▶ READING PASSAGE

-------

The majority of names data customers have been users of DMA maps and charts. Consequently, distribution of DMA geographic names has been primarily in hardcopy form. Softcopy production like Digital Terrain Elevation Data (DTED) generated by DMA is provided to the customer largely without reference to a feature name. However, newer products like the CADRG (Compressed ARC Digitized Raster Graphic) and ADRG CD-ROM products, include names data by virtue of its portrayal on the original hardcopy chart that has been digitized and copied to the CD-ROM. Other digital products incorporate geographic names data within the data set.

The intelligence community has also been an active user of geographic names data through phone calls to the DMAHTC names office. However, access has largely been limited to the U.S. government and military.

[End Page 63]


Today's geographic names data customer community is expanding. The data is available via the Milnet in digital form which makes the published gazetteer of 1990 now accessible as a queriable data base. The GNPS is marketed by GDE Systems, Inc. and is available as a system for data collection purposes. The public sector has also expressed interest in the names data set; software companies including Microsoft have procured the data from DMA.

The full range of applications for geographic names data bases are not clearly defined, though there are sure to be many uses by genealogists, the media, publishers, etc. well beyond the scope of map makers and the intelligence and academic communities. DMA will be collecting data on the GNS user in order to understand how the customer community is applying the names data. The collected data will be used to determine future amendments to the names data base and GNS functions

CHALLENGES MET

The GNPS/GNDB system has been designed to meet all BGN requirements. GNPS provides the means for a geographic names relational data base. GNPS data can be plotted in a scaled graphic representation of geographic placement and feature type which supports and becomes a part of DMA products. The GNS design has accomplished Milnet and Internet connectivity with network users who have successfully displayed geographic names data via all of the supported platforms and adapted Mosaic graphical user interface (GUI). This establishes the Geonet Names Server as the premier DMA network capability. At delivery to the DMA, the GNS design supports the system platforms and output as outlined in Table 1.

             SUN/UNIX     DOS/WINDOW     MACINTOSH
  MOSAIC       V2.4          V2.0           V2.0
  VERSION                   ALPHA 6       ALPHA 6

  NAMES     Display-Yes   Display-Yes   Display-Yes
  W/OUT      Print-Yes     Print-Yes     Print-Yes
  DIACRITICS

  NAMES Display - Yes Display - Yes Display - No
  WITH Print - No Print - Not Verified Print - No
  DIACRITICS

                       Table 1

THE CHALLENGES AHEAD

The expansion of the GNDB and GNS data base into 16-bit (or 32-bit) words would allow the GNPS to have a truly international responsiveness to the information customer. The means to provide this flexibility and applicability to meet DMA requirements will also serve to prove the willingness of DMA to adapt to world-wide customers.

An appropriate enhancement to the GNS would allow geospatial selection for names data retrieval from the GNS; this application would facilitate user interface without requiring they reference an atlas or map for geographic coordinates used on inquiry parameters.

One challenge to the completion of the GNS and user interface lay in the printing of diacritics. The user's printer must be "trained" to interpret the Bitstream fonts used by GNS and output them with the called-for diacritic/ special character. Not all personal computer platforms currently support the printing requirements of the BGN approved names, though this is an industry goal, and certainly a priority for the GNS.

-------

▶ STATED EXERCISE A
Can you echo, word for word, the part of the geographic names passage that opens with the words containing "The majority of" and closes with "the data set."?

-------

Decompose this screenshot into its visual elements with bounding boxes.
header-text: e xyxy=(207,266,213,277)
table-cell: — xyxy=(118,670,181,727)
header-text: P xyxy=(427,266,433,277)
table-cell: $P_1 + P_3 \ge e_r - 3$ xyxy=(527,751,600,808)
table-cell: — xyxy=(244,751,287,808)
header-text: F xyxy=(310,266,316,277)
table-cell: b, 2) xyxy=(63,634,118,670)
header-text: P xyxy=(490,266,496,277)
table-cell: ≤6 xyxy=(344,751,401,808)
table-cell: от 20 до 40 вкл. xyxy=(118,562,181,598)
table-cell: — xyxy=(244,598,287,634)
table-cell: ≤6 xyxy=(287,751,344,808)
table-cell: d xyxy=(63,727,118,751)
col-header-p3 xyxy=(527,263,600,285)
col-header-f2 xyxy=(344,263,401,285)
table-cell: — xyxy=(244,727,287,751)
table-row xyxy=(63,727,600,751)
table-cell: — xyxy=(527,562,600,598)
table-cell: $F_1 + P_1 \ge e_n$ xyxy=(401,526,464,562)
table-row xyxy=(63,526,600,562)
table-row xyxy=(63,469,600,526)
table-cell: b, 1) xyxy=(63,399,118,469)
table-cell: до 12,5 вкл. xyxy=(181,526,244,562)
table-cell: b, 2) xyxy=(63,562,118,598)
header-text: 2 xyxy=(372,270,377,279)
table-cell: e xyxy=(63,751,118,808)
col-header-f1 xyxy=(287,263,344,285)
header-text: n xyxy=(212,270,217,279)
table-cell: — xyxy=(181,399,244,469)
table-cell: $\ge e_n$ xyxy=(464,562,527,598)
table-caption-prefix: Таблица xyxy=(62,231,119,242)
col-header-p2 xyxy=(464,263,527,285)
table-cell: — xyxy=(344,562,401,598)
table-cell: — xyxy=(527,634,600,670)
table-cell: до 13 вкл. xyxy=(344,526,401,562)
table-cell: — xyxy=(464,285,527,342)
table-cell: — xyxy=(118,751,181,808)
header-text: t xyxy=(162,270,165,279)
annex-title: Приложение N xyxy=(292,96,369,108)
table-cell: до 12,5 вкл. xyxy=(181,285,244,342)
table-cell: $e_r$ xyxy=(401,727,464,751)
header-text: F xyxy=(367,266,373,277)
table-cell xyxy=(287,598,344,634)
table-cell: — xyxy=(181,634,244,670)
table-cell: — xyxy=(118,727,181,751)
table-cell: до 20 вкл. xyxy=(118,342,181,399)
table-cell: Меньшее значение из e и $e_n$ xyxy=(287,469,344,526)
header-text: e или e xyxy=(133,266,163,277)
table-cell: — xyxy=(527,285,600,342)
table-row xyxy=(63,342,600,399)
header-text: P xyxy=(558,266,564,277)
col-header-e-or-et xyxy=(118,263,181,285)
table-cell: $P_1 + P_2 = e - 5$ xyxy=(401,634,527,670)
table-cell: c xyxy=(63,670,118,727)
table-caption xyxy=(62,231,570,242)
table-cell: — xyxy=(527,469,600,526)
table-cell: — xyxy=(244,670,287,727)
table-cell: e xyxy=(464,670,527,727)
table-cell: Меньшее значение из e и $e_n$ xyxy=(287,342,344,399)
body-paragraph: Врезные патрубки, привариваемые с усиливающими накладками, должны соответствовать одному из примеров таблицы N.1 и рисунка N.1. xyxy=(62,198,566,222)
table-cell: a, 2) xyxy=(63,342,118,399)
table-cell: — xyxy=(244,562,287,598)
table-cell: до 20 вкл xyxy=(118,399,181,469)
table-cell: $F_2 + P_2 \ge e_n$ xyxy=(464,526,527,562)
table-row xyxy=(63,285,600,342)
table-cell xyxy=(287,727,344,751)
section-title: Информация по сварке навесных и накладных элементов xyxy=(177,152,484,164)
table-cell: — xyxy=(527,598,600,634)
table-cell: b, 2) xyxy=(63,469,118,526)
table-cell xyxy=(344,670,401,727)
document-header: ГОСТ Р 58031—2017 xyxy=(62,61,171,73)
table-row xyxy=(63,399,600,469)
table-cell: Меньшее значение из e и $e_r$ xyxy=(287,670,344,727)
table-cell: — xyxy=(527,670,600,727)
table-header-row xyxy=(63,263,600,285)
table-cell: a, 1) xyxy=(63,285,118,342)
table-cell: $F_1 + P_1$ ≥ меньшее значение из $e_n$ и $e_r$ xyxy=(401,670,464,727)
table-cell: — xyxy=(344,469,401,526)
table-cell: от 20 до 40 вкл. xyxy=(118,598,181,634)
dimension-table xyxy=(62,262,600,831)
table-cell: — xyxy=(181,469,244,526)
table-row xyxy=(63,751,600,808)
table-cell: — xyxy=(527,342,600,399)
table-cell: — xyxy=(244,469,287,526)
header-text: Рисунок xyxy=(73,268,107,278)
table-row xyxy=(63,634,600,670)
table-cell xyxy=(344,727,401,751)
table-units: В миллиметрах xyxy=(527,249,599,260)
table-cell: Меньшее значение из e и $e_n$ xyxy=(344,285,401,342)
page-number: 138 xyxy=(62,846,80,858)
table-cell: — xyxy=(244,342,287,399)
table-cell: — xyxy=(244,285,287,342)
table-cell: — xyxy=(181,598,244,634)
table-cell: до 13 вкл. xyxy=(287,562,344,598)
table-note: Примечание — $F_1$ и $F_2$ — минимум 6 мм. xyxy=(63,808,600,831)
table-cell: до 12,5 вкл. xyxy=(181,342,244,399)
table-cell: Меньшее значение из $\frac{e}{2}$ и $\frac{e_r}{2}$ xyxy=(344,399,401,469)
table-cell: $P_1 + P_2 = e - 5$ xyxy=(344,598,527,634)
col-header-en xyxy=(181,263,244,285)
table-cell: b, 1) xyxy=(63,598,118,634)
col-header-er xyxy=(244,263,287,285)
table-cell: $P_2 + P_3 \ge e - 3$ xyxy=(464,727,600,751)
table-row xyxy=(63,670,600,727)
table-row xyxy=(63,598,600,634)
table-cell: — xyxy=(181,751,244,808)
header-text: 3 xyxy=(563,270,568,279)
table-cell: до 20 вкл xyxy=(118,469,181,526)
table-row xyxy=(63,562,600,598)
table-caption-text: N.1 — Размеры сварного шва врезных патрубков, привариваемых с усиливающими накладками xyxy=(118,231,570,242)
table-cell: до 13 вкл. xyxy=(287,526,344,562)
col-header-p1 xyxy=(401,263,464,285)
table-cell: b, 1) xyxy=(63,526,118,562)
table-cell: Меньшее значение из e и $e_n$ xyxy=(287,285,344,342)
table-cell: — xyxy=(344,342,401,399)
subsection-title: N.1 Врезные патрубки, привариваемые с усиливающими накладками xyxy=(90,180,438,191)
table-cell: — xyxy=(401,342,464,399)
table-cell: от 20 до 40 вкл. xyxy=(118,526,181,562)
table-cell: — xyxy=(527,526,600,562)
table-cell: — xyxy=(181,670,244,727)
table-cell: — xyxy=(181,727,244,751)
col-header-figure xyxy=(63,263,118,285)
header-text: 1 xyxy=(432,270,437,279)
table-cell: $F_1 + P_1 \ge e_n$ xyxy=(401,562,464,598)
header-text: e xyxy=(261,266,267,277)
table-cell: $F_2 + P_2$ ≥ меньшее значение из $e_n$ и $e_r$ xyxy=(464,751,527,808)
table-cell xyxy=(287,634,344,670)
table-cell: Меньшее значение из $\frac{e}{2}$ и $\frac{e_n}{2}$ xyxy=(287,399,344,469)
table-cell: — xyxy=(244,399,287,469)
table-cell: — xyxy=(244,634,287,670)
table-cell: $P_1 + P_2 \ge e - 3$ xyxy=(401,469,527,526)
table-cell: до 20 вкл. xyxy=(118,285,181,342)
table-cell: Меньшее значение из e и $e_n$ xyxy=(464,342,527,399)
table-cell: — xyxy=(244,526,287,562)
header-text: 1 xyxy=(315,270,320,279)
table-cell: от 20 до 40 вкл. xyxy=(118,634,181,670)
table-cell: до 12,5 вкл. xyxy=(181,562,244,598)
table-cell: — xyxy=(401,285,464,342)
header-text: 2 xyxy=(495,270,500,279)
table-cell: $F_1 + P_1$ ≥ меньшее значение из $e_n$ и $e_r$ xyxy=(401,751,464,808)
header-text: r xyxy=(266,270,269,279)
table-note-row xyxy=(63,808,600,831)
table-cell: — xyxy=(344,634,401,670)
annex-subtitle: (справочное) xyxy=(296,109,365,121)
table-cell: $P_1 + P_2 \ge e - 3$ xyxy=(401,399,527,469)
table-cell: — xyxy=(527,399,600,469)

-------

▶ STATED EXERCISE B
Will you duplicate the listing verbatim, from its first line through the line that contains "table-cell: — xyxy=(527,562,600,598)", with both of those lines included?

▶ FULL OUTPUT A
The majority of names data customers have been users of DMA maps and charts. Consequently, distribution of DMA geographic names has been primarily in hardcopy form. Softcopy production like Digital Terrain Elevation Data (DTED) generated by DMA is provided to the customer largely without reference to a feature name. However, newer products like the CADRG (Compressed ARC Digitized Raster Graphic) and ADRG CD-ROM products, include names data by virtue of its portrayal on the original hardcopy chart that has been digitized and copied to the CD-ROM. Other digital products incorporate geographic names data within the data set.

▶ FULL OUTPUT B
Decompose this screenshot into its visual elements with bounding boxes.
header-text: e xyxy=(207,266,213,277)
table-cell: — xyxy=(118,670,181,727)
header-text: P xyxy=(427,266,433,277)
table-cell: $P_1 + P_3 \ge e_r - 3$ xyxy=(527,751,600,808)
table-cell: — xyxy=(244,751,287,808)
header-text: F xyxy=(310,266,316,277)
table-cell: b, 2) xyxy=(63,634,118,670)
header-text: P xyxy=(490,266,496,277)
table-cell: ≤6 xyxy=(344,751,401,808)
table-cell: от 20 до 40 вкл. xyxy=(118,562,181,598)
table-cell: — xyxy=(244,598,287,634)
table-cell: ≤6 xyxy=(287,751,344,808)
table-cell: d xyxy=(63,727,118,751)
col-header-p3 xyxy=(527,263,600,285)
col-header-f2 xyxy=(344,263,401,285)
table-cell: — xyxy=(244,727,287,751)
table-row xyxy=(63,727,600,751)
table-cell: — xyxy=(527,562,600,598)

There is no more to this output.